§ WHAT IS NEEDED
Select from the data all lines with the word "สมาช".
[Start of SUPPLIED DATA]
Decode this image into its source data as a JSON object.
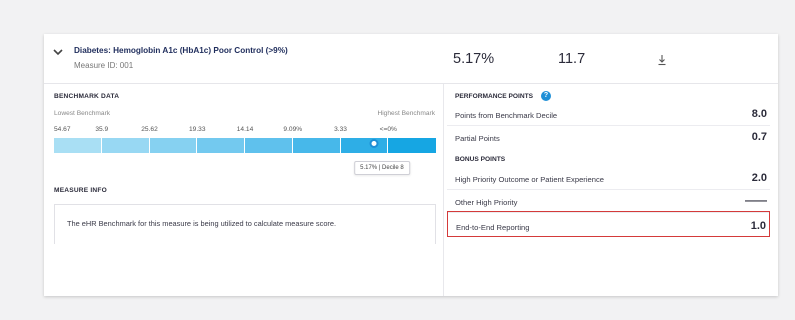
{
  "measure": {
    "title": "Diabetes: Hemoglobin A1c (HbA1c) Poor Control (>9%)",
    "id_label": "Measure ID: 001",
    "value_1": "5.17%",
    "value_2": "11.7"
  },
  "benchmark": {
    "section_label": "BENCHMARK DATA",
    "lowest_label": "Lowest Benchmark",
    "highest_label": "Highest Benchmark",
    "ticks": [
      "54.67",
      "35.9",
      "25.62",
      "19.33",
      "14.14",
      "9.09%",
      "3.33",
      "<=0%"
    ],
    "segment_colors": [
      "#a9dff4",
      "#98d8f3",
      "#86d1f1",
      "#73c9ef",
      "#5fc1ed",
      "#47b8ea",
      "#2eaee6",
      "#16a6e3"
    ],
    "marker_decile": 8,
    "tooltip": "5.17% | Decile 8"
  },
  "measure_info": {
    "section_label": "MEASURE INFO",
    "text": "The eHR Benchmark for this measure is being utilized to calculate measure score."
  },
  "performance": {
    "title": "PERFORMANCE POINTS",
    "help_icon": "?",
    "rows": [
      {
        "label": "Points from Benchmark Decile",
        "value": "8.0"
      },
      {
        "label": "Partial Points",
        "value": "0.7"
      }
    ],
    "bonus_label": "BONUS POINTS",
    "bonus_rows": [
      {
        "label": "High Priority Outcome or Patient Experience",
        "value": "2.0"
      },
      {
        "label": "Other High Priority",
        "value": "——"
      },
      {
        "label": "End-to-End Reporting",
        "value": "1.0"
      }
    ]
  },
  "icons": {
    "expand": "chevron-down-icon",
    "download": "download-icon",
    "help": "help-circle-icon"
  },
  "colors": {
    "accent": "#1e8fd6",
    "highlight_border": "#d43a3a",
    "title_navy": "#1f2d5c"
  }
}
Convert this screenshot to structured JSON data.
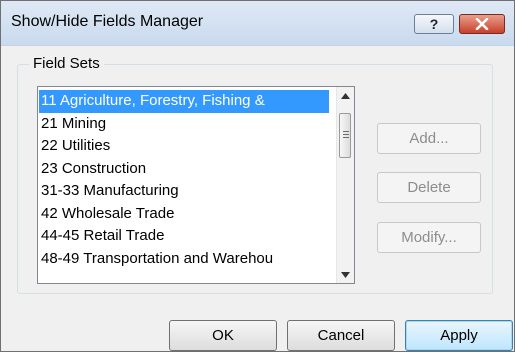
{
  "window": {
    "title": "Show/Hide Fields Manager",
    "help_label": "?"
  },
  "field_sets": {
    "label": "Field Sets",
    "items": [
      "11 Agriculture, Forestry, Fishing &",
      "21 Mining",
      "22 Utilities",
      "23 Construction",
      "31-33 Manufacturing",
      "42 Wholesale Trade",
      "44-45 Retail Trade",
      "48-49 Transportation and Warehou"
    ],
    "selected_index": 0
  },
  "side_buttons": {
    "add": "Add...",
    "delete": "Delete",
    "modify": "Modify..."
  },
  "buttons": {
    "ok": "OK",
    "cancel": "Cancel",
    "apply": "Apply"
  },
  "colors": {
    "selection": "#3399ff",
    "disabled_text": "#8d8d8d"
  }
}
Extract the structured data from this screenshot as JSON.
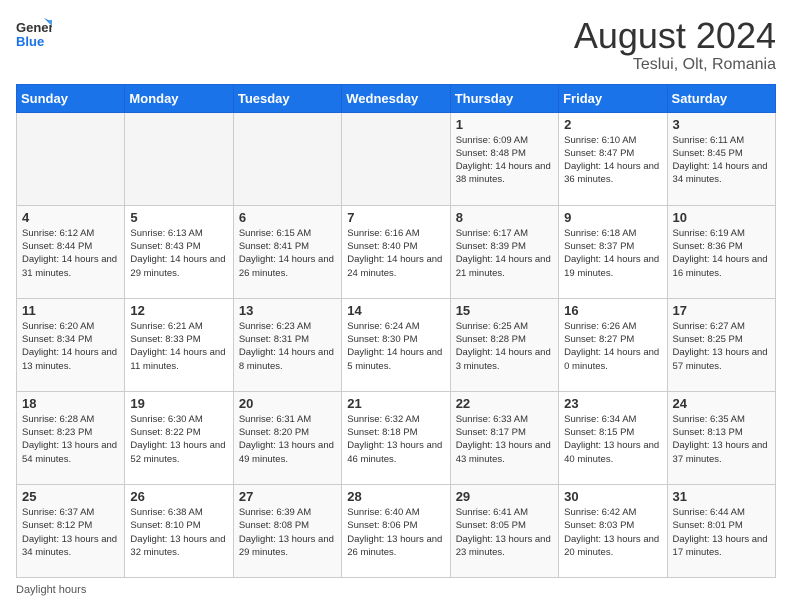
{
  "header": {
    "logo_line1": "General",
    "logo_line2": "Blue",
    "month_year": "August 2024",
    "location": "Teslui, Olt, Romania"
  },
  "days_of_week": [
    "Sunday",
    "Monday",
    "Tuesday",
    "Wednesday",
    "Thursday",
    "Friday",
    "Saturday"
  ],
  "weeks": [
    [
      {
        "day": "",
        "info": ""
      },
      {
        "day": "",
        "info": ""
      },
      {
        "day": "",
        "info": ""
      },
      {
        "day": "",
        "info": ""
      },
      {
        "day": "1",
        "info": "Sunrise: 6:09 AM\nSunset: 8:48 PM\nDaylight: 14 hours and 38 minutes."
      },
      {
        "day": "2",
        "info": "Sunrise: 6:10 AM\nSunset: 8:47 PM\nDaylight: 14 hours and 36 minutes."
      },
      {
        "day": "3",
        "info": "Sunrise: 6:11 AM\nSunset: 8:45 PM\nDaylight: 14 hours and 34 minutes."
      }
    ],
    [
      {
        "day": "4",
        "info": "Sunrise: 6:12 AM\nSunset: 8:44 PM\nDaylight: 14 hours and 31 minutes."
      },
      {
        "day": "5",
        "info": "Sunrise: 6:13 AM\nSunset: 8:43 PM\nDaylight: 14 hours and 29 minutes."
      },
      {
        "day": "6",
        "info": "Sunrise: 6:15 AM\nSunset: 8:41 PM\nDaylight: 14 hours and 26 minutes."
      },
      {
        "day": "7",
        "info": "Sunrise: 6:16 AM\nSunset: 8:40 PM\nDaylight: 14 hours and 24 minutes."
      },
      {
        "day": "8",
        "info": "Sunrise: 6:17 AM\nSunset: 8:39 PM\nDaylight: 14 hours and 21 minutes."
      },
      {
        "day": "9",
        "info": "Sunrise: 6:18 AM\nSunset: 8:37 PM\nDaylight: 14 hours and 19 minutes."
      },
      {
        "day": "10",
        "info": "Sunrise: 6:19 AM\nSunset: 8:36 PM\nDaylight: 14 hours and 16 minutes."
      }
    ],
    [
      {
        "day": "11",
        "info": "Sunrise: 6:20 AM\nSunset: 8:34 PM\nDaylight: 14 hours and 13 minutes."
      },
      {
        "day": "12",
        "info": "Sunrise: 6:21 AM\nSunset: 8:33 PM\nDaylight: 14 hours and 11 minutes."
      },
      {
        "day": "13",
        "info": "Sunrise: 6:23 AM\nSunset: 8:31 PM\nDaylight: 14 hours and 8 minutes."
      },
      {
        "day": "14",
        "info": "Sunrise: 6:24 AM\nSunset: 8:30 PM\nDaylight: 14 hours and 5 minutes."
      },
      {
        "day": "15",
        "info": "Sunrise: 6:25 AM\nSunset: 8:28 PM\nDaylight: 14 hours and 3 minutes."
      },
      {
        "day": "16",
        "info": "Sunrise: 6:26 AM\nSunset: 8:27 PM\nDaylight: 14 hours and 0 minutes."
      },
      {
        "day": "17",
        "info": "Sunrise: 6:27 AM\nSunset: 8:25 PM\nDaylight: 13 hours and 57 minutes."
      }
    ],
    [
      {
        "day": "18",
        "info": "Sunrise: 6:28 AM\nSunset: 8:23 PM\nDaylight: 13 hours and 54 minutes."
      },
      {
        "day": "19",
        "info": "Sunrise: 6:30 AM\nSunset: 8:22 PM\nDaylight: 13 hours and 52 minutes."
      },
      {
        "day": "20",
        "info": "Sunrise: 6:31 AM\nSunset: 8:20 PM\nDaylight: 13 hours and 49 minutes."
      },
      {
        "day": "21",
        "info": "Sunrise: 6:32 AM\nSunset: 8:18 PM\nDaylight: 13 hours and 46 minutes."
      },
      {
        "day": "22",
        "info": "Sunrise: 6:33 AM\nSunset: 8:17 PM\nDaylight: 13 hours and 43 minutes."
      },
      {
        "day": "23",
        "info": "Sunrise: 6:34 AM\nSunset: 8:15 PM\nDaylight: 13 hours and 40 minutes."
      },
      {
        "day": "24",
        "info": "Sunrise: 6:35 AM\nSunset: 8:13 PM\nDaylight: 13 hours and 37 minutes."
      }
    ],
    [
      {
        "day": "25",
        "info": "Sunrise: 6:37 AM\nSunset: 8:12 PM\nDaylight: 13 hours and 34 minutes."
      },
      {
        "day": "26",
        "info": "Sunrise: 6:38 AM\nSunset: 8:10 PM\nDaylight: 13 hours and 32 minutes."
      },
      {
        "day": "27",
        "info": "Sunrise: 6:39 AM\nSunset: 8:08 PM\nDaylight: 13 hours and 29 minutes."
      },
      {
        "day": "28",
        "info": "Sunrise: 6:40 AM\nSunset: 8:06 PM\nDaylight: 13 hours and 26 minutes."
      },
      {
        "day": "29",
        "info": "Sunrise: 6:41 AM\nSunset: 8:05 PM\nDaylight: 13 hours and 23 minutes."
      },
      {
        "day": "30",
        "info": "Sunrise: 6:42 AM\nSunset: 8:03 PM\nDaylight: 13 hours and 20 minutes."
      },
      {
        "day": "31",
        "info": "Sunrise: 6:44 AM\nSunset: 8:01 PM\nDaylight: 13 hours and 17 minutes."
      }
    ]
  ],
  "footer": {
    "daylight_label": "Daylight hours"
  }
}
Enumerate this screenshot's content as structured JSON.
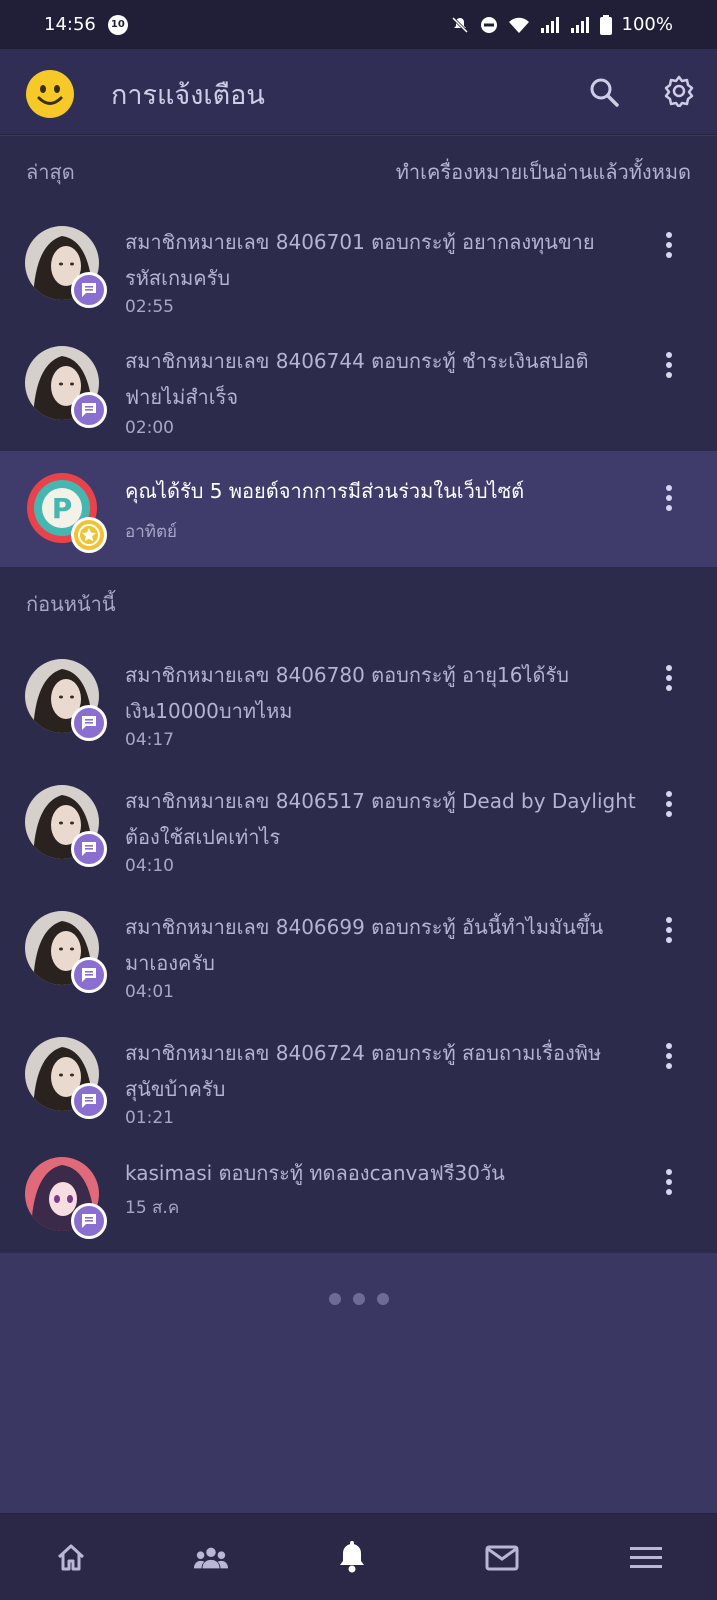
{
  "status_bar": {
    "time": "14:56",
    "notification_badge": "10",
    "battery": "100%"
  },
  "app_bar": {
    "title": "การแจ้งเตือน"
  },
  "latest": {
    "header": "ล่าสุด",
    "mark_all_read": "ทำเครื่องหมายเป็นอ่านแล้วทั้งหมด",
    "items": [
      {
        "line1": "สมาชิกหมายเลข 8406701 ตอบกระทู้ อยากลงทุนขาย",
        "line2": "รหัสเกมครับ",
        "time": "02:55"
      },
      {
        "line1": "สมาชิกหมายเลข 8406744 ตอบกระทู้ ชำระเงินสปอติ",
        "line2": "ฟายไม่สำเร็จ",
        "time": "02:00"
      },
      {
        "line1": "คุณได้รับ 5 พอยต์จากการมีส่วนร่วมในเว็บไซต์",
        "time": "อาทิตย์"
      }
    ]
  },
  "older": {
    "header": "ก่อนหน้านี้",
    "items": [
      {
        "line1": "สมาชิกหมายเลข 8406780 ตอบกระทู้ อายุ16ได้รับ",
        "line2": "เงิน10000บาทไหม",
        "time": "04:17"
      },
      {
        "line1": "สมาชิกหมายเลข 8406517 ตอบกระทู้ Dead by Daylight",
        "line2": "ต้องใช้สเปคเท่าไร",
        "time": "04:10"
      },
      {
        "line1": "สมาชิกหมายเลข 8406699 ตอบกระทู้ อันนี้ทำไมมันขึ้น",
        "line2": "มาเองครับ",
        "time": "04:01"
      },
      {
        "line1": "สมาชิกหมายเลข 8406724 ตอบกระทู้ สอบถามเรื่องพิษ",
        "line2": "สุนัขบ้าครับ",
        "time": "01:21"
      },
      {
        "line1": "kasimasi ตอบกระทู้ ทดลองcanvaฟรี30วัน",
        "time": "15 ส.ค"
      }
    ]
  },
  "colors": {
    "background": "#3a3862",
    "list_bg": "#2d2b4c",
    "highlight_bg": "#3f3c6b",
    "badge_purple": "#8b6fd0",
    "badge_gold": "#f1c232"
  },
  "icons": [
    "smiley-icon",
    "search-icon",
    "gear-icon",
    "comment-icon",
    "star-icon",
    "more-vert-icon",
    "home-icon",
    "community-icon",
    "bell-icon",
    "mail-icon",
    "menu-icon"
  ]
}
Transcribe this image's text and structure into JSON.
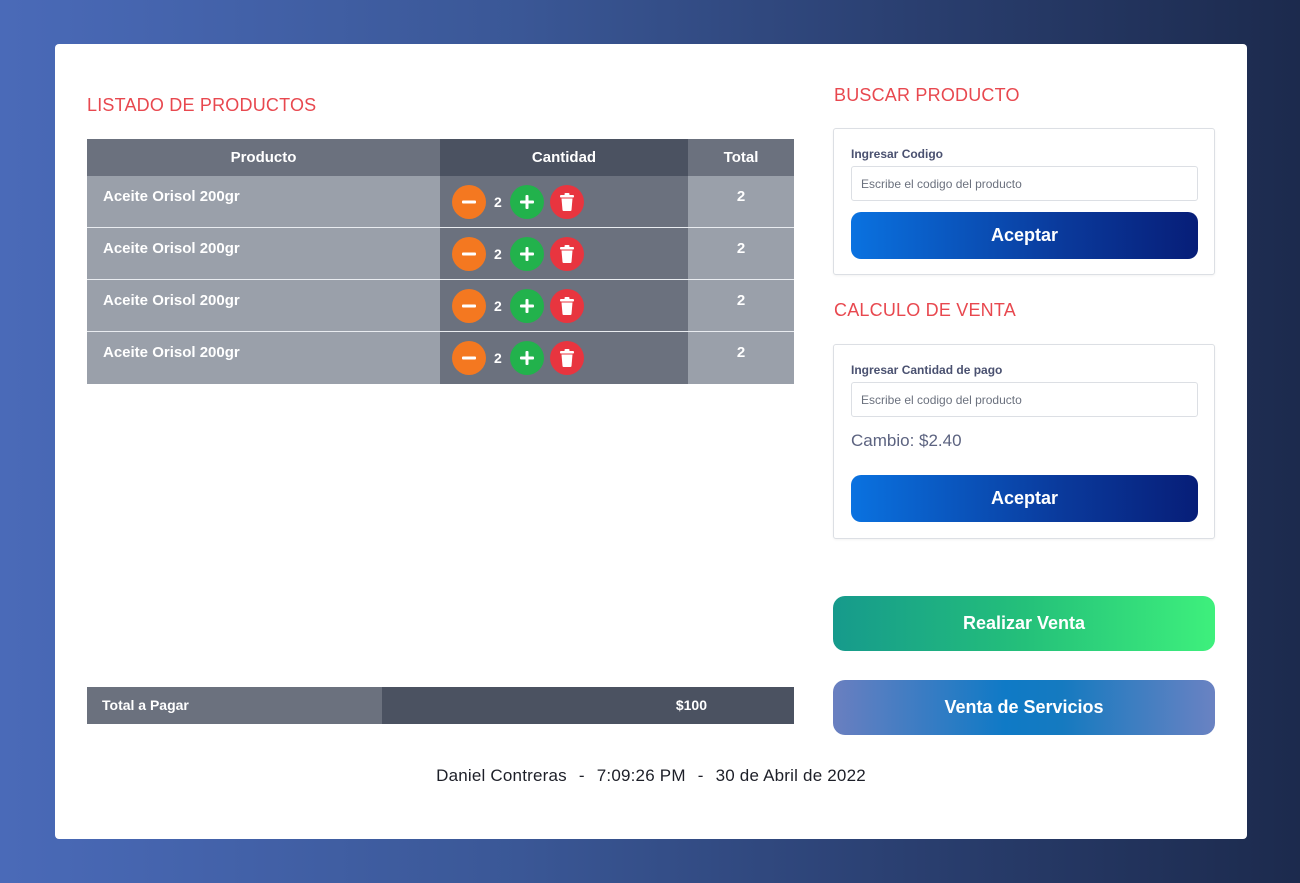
{
  "list": {
    "title": "LISTADO DE PRODUCTOS",
    "headers": {
      "product": "Producto",
      "quantity": "Cantidad",
      "total": "Total"
    },
    "rows": [
      {
        "product": "Aceite Orisol 200gr",
        "qty": "2",
        "total": "2"
      },
      {
        "product": "Aceite Orisol 200gr",
        "qty": "2",
        "total": "2"
      },
      {
        "product": "Aceite Orisol 200gr",
        "qty": "2",
        "total": "2"
      },
      {
        "product": "Aceite Orisol 200gr",
        "qty": "2",
        "total": "2"
      }
    ],
    "total_label": "Total a Pagar",
    "total_value": "$100"
  },
  "search": {
    "title": "BUSCAR PRODUCTO",
    "label": "Ingresar Codigo",
    "placeholder": "Escribe el codigo del producto",
    "button": "Aceptar"
  },
  "calc": {
    "title": "CALCULO DE VENTA",
    "label": "Ingresar Cantidad de pago",
    "placeholder": "Escribe el codigo del producto",
    "change": "Cambio: $2.40",
    "button": "Aceptar"
  },
  "actions": {
    "sale": "Realizar Venta",
    "service": "Venta de Servicios"
  },
  "footer": {
    "user": "Daniel Contreras",
    "time": "7:09:26 PM",
    "date": "30 de Abril de 2022",
    "separator": "-"
  },
  "colors": {
    "accent_red": "#e8484f",
    "minus": "#f47820",
    "plus": "#22b24c",
    "trash": "#e8353f"
  },
  "icons": [
    "minus-icon",
    "plus-icon",
    "trash-icon"
  ]
}
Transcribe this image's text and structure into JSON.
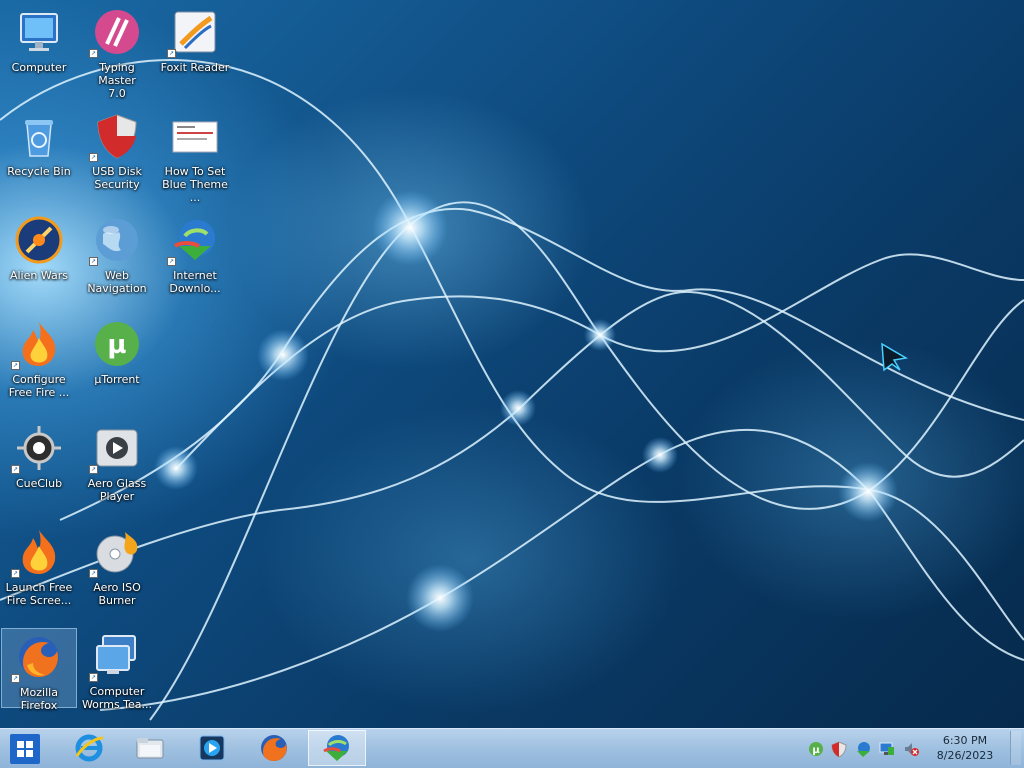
[End of SUPPLIED DATA]
§ SOLUTION TO THIS EXERCISE
        "line1": "สมาชิกหมายเลข 8406701 ตอบกระทู้ อยากลงทุนขาย",
        "line1": "สมาชิกหมายเลข 8406744 ตอบกระทู้ ชำระเงินสปอติ",
        "line1": "สมาชิกหมายเลข 8406780 ตอบกระทู้ อายุ16ได้รับ",
        "line1": "สมาชิกหมายเลข 8406517 ตอบกระทู้ Dead by Daylight",
        "line1": "สมาชิกหมายเลข 8406699 ตอบกระทู้ อันนี้ทำไมมันขึ้น",
        "line1": "สมาชิกหมายเลข 8406724 ตอบกระทู้ สอบถามเรื่องพิษ",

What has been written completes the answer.